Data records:
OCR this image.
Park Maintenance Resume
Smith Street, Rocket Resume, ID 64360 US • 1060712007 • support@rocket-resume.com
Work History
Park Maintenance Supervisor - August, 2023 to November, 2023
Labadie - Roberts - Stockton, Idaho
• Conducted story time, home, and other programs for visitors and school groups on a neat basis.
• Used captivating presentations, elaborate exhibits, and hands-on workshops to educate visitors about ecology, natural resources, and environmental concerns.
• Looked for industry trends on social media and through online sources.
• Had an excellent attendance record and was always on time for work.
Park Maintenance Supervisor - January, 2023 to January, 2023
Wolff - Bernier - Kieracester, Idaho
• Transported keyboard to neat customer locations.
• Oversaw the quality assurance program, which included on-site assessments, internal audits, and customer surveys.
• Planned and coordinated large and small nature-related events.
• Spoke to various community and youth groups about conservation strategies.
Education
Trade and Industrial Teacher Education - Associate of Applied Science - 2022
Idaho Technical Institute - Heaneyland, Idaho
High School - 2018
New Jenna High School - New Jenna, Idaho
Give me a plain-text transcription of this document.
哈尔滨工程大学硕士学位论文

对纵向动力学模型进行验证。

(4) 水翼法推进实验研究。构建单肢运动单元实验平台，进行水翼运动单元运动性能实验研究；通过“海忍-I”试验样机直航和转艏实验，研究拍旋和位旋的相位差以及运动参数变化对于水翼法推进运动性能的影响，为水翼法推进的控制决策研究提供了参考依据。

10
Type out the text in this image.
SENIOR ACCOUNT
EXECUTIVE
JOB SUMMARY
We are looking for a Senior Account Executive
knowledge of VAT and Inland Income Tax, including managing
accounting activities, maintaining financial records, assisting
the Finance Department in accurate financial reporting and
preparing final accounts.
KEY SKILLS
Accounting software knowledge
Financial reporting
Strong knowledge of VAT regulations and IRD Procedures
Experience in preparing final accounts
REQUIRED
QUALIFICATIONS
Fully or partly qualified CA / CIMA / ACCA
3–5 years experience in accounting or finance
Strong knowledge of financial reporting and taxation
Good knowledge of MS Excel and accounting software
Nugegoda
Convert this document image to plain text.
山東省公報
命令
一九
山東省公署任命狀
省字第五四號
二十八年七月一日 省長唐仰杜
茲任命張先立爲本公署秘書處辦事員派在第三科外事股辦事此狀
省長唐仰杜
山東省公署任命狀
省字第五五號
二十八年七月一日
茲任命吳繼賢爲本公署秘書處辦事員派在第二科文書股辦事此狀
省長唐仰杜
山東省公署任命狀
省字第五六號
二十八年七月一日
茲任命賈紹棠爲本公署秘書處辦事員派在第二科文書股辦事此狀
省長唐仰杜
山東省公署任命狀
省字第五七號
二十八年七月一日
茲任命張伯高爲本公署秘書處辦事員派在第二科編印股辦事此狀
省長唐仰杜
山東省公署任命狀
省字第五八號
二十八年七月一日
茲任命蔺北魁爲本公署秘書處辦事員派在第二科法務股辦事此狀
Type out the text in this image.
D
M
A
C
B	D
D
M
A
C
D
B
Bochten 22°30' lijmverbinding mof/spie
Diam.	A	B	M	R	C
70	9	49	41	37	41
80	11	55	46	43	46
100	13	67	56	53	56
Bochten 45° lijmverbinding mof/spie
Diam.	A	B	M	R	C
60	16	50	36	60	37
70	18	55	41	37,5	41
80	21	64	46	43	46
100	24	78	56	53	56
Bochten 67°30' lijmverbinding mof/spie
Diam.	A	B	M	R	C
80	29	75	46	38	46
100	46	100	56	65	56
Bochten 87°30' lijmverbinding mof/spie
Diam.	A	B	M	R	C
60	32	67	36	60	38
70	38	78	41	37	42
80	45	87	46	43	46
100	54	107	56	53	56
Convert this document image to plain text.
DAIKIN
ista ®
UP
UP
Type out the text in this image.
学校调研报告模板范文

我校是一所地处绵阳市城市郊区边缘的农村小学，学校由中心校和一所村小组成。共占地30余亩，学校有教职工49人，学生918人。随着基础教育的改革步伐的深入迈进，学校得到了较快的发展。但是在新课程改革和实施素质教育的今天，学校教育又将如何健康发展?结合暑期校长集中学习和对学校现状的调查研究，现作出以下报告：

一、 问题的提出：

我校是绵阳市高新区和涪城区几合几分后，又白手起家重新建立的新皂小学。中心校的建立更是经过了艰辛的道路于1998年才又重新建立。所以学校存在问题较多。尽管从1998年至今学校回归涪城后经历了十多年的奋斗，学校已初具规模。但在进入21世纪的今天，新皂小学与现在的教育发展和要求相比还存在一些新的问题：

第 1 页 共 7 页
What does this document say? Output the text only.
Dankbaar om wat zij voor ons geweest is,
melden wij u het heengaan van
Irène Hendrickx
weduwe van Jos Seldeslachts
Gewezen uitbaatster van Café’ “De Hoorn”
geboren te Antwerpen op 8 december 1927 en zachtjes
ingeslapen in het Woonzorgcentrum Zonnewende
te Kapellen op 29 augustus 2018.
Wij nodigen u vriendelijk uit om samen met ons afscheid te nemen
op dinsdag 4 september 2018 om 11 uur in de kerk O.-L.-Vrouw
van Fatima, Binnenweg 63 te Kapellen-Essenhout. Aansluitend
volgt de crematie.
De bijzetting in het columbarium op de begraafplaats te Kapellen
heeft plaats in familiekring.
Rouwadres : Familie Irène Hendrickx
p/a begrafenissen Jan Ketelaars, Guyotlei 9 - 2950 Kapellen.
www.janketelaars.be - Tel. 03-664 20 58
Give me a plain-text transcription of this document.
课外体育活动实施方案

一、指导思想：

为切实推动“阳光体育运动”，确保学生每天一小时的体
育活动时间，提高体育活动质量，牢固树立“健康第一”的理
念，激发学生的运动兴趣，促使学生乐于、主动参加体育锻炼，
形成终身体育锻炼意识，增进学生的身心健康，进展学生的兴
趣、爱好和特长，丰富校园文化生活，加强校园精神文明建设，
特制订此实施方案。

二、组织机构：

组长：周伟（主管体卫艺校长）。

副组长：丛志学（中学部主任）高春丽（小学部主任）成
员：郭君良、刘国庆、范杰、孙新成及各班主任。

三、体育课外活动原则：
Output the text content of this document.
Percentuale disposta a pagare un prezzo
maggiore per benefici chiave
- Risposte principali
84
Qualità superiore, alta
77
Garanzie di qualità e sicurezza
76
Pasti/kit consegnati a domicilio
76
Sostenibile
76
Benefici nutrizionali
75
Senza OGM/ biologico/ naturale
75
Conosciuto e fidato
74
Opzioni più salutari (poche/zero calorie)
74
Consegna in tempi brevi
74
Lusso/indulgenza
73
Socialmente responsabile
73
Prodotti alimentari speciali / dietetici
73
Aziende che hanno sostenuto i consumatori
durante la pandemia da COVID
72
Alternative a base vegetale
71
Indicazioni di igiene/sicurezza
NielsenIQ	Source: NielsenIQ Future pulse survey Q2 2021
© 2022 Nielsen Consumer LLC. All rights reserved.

--- Directions for this task ---
Only lines with the word "accounts" should be collected from the material.

--- Expected answer ---
preparing final accounts.
Experience in preparing final accounts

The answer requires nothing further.